Report how many lines hold the word "color"; answer with the number alone.
— BEGIN Dataset rows —
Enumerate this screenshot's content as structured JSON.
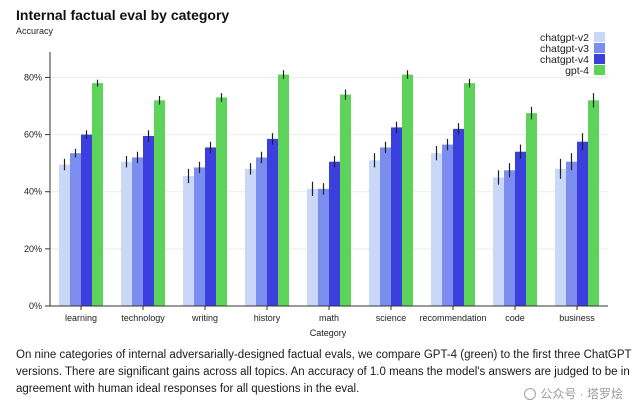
{
  "chart_data": {
    "type": "bar",
    "title": "Internal factual eval by category",
    "ylabel": "Accuracy",
    "xlabel": "Category",
    "ylim": [
      0,
      0.875
    ],
    "yticks": [
      0,
      0.2,
      0.4,
      0.6,
      0.8
    ],
    "ytick_labels": [
      "0%",
      "20%",
      "40%",
      "60%",
      "80%"
    ],
    "categories": [
      "learning",
      "technology",
      "writing",
      "history",
      "math",
      "science",
      "recommendation",
      "code",
      "business"
    ],
    "series": [
      {
        "name": "chatgpt-v2",
        "color": "#c9d7f8",
        "values": [
          0.495,
          0.505,
          0.455,
          0.48,
          0.41,
          0.51,
          0.535,
          0.45,
          0.48
        ],
        "errors": [
          0.02,
          0.02,
          0.025,
          0.02,
          0.025,
          0.025,
          0.025,
          0.025,
          0.035
        ]
      },
      {
        "name": "chatgpt-v3",
        "color": "#7b8ef0",
        "values": [
          0.535,
          0.52,
          0.485,
          0.52,
          0.41,
          0.555,
          0.565,
          0.475,
          0.505
        ],
        "errors": [
          0.015,
          0.02,
          0.02,
          0.02,
          0.02,
          0.02,
          0.02,
          0.025,
          0.03
        ]
      },
      {
        "name": "chatgpt-v4",
        "color": "#3a3fde",
        "values": [
          0.6,
          0.595,
          0.555,
          0.585,
          0.505,
          0.625,
          0.62,
          0.54,
          0.575
        ],
        "errors": [
          0.015,
          0.02,
          0.02,
          0.02,
          0.02,
          0.02,
          0.02,
          0.025,
          0.03
        ]
      },
      {
        "name": "gpt-4",
        "color": "#5ed35a",
        "values": [
          0.78,
          0.72,
          0.73,
          0.81,
          0.74,
          0.81,
          0.78,
          0.675,
          0.72
        ],
        "errors": [
          0.012,
          0.015,
          0.015,
          0.015,
          0.018,
          0.015,
          0.015,
          0.022,
          0.025
        ]
      }
    ],
    "legend_position": "top-right",
    "grid": true
  },
  "caption": "On nine categories of internal adversarially-designed factual evals, we compare GPT-4 (green) to the first three ChatGPT versions. There are significant gains across all topics. An accuracy of 1.0 means the model's answers are judged to be in agreement with human ideal responses for all questions in the eval.",
  "watermark": "公众号 · 塔罗烩"
}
— END Dataset rows —
**Written answer**
4